[Saved data entries]
+-------+
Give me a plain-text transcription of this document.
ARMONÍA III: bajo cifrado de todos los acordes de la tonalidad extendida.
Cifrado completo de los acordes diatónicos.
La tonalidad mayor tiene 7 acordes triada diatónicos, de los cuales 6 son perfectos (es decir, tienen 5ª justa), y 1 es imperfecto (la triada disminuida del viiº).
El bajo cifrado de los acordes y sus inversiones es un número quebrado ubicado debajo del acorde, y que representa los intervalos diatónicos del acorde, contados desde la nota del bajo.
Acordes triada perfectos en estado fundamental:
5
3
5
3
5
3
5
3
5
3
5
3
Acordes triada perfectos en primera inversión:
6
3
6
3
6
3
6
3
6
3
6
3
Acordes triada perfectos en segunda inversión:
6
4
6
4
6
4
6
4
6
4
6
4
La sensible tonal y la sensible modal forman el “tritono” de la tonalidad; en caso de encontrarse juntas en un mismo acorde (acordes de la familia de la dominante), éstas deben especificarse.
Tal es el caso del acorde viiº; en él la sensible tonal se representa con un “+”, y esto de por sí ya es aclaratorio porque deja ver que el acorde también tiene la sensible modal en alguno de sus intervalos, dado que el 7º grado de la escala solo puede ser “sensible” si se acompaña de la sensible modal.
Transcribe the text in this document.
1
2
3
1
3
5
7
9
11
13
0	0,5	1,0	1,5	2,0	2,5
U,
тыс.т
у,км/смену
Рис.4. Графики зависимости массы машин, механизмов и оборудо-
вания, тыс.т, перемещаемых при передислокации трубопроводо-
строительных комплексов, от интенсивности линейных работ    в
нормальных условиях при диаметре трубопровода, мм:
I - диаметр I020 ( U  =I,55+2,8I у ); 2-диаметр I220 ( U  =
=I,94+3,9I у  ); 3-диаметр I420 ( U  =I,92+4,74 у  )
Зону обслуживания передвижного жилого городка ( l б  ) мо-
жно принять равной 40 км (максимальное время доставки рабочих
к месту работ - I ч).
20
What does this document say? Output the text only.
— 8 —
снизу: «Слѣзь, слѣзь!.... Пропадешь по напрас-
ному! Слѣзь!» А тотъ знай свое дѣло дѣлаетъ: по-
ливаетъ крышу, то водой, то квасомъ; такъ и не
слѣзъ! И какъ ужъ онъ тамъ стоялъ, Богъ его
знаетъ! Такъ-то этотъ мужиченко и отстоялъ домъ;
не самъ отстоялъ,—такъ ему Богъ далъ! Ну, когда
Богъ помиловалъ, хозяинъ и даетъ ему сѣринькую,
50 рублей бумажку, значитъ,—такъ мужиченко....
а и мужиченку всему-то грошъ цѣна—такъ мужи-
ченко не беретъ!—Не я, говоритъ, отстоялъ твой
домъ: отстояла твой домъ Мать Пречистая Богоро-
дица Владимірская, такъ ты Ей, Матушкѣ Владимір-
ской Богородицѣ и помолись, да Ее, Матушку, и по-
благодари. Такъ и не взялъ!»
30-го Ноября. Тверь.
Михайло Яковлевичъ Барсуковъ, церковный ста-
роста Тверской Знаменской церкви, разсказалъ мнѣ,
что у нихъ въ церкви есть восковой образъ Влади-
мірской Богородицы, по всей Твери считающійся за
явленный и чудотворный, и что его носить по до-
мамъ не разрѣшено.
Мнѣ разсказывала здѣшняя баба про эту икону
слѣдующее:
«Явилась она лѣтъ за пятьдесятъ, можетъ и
+-------+
▸ **REQUIREMENT**:
Your task is to write out the lines from the one with "Transcribe the text in this document." through the end of the records, exactly and with nothing added.

▸ **FULL RESPONSE**:
Transcribe the text in this document.
1
2
3
1
3
5
7
9
11
13
0	0,5	1,0	1,5	2,0	2,5
U,
тыс.т
у,км/смену
Рис.4. Графики зависимости массы машин, механизмов и оборудо-
вания, тыс.т, перемещаемых при передислокации трубопроводо-
строительных комплексов, от интенсивности линейных работ    в
нормальных условиях при диаметре трубопровода, мм:
I - диаметр I020 ( U  =I,55+2,8I у ); 2-диаметр I220 ( U  =
=I,94+3,9I у  ); 3-диаметр I420 ( U  =I,92+4,74 у  )
Зону обслуживания передвижного жилого городка ( l б  ) мо-
жно принять равной 40 км (максимальное время доставки рабочих
к месту работ - I ч).
20
What does this document say? Output the text only.
— 8 —
снизу: «Слѣзь, слѣзь!.... Пропадешь по напрас-
ному! Слѣзь!» А тотъ знай свое дѣло дѣлаетъ: по-
ливаетъ крышу, то водой, то квасомъ; такъ и не
слѣзъ! И какъ ужъ онъ тамъ стоялъ, Богъ его
знаетъ! Такъ-то этотъ мужиченко и отстоялъ домъ;
не самъ отстоялъ,—такъ ему Богъ далъ! Ну, когда
Богъ помиловалъ, хозяинъ и даетъ ему сѣринькую,
50 рублей бумажку, значитъ,—такъ мужиченко....
а и мужиченку всему-то грошъ цѣна—такъ мужи-
ченко не беретъ!—Не я, говоритъ, отстоялъ твой
домъ: отстояла твой домъ Мать Пречистая Богоро-
дица Владимірская, такъ ты Ей, Матушкѣ Владимір-
ской Богородицѣ и помолись, да Ее, Матушку, и по-
благодари. Такъ и не взялъ!»
30-го Ноября. Тверь.
Михайло Яковлевичъ Барсуковъ, церковный ста-
роста Тверской Знаменской церкви, разсказалъ мнѣ,
что у нихъ въ церкви есть восковой образъ Влади-
мірской Богородицы, по всей Твери считающійся за
явленный и чудотворный, и что его носить по до-
мамъ не разрѣшено.
Мнѣ разсказывала здѣшняя баба про эту икону
слѣдующее:
«Явилась она лѣтъ за пятьдесятъ, можетъ и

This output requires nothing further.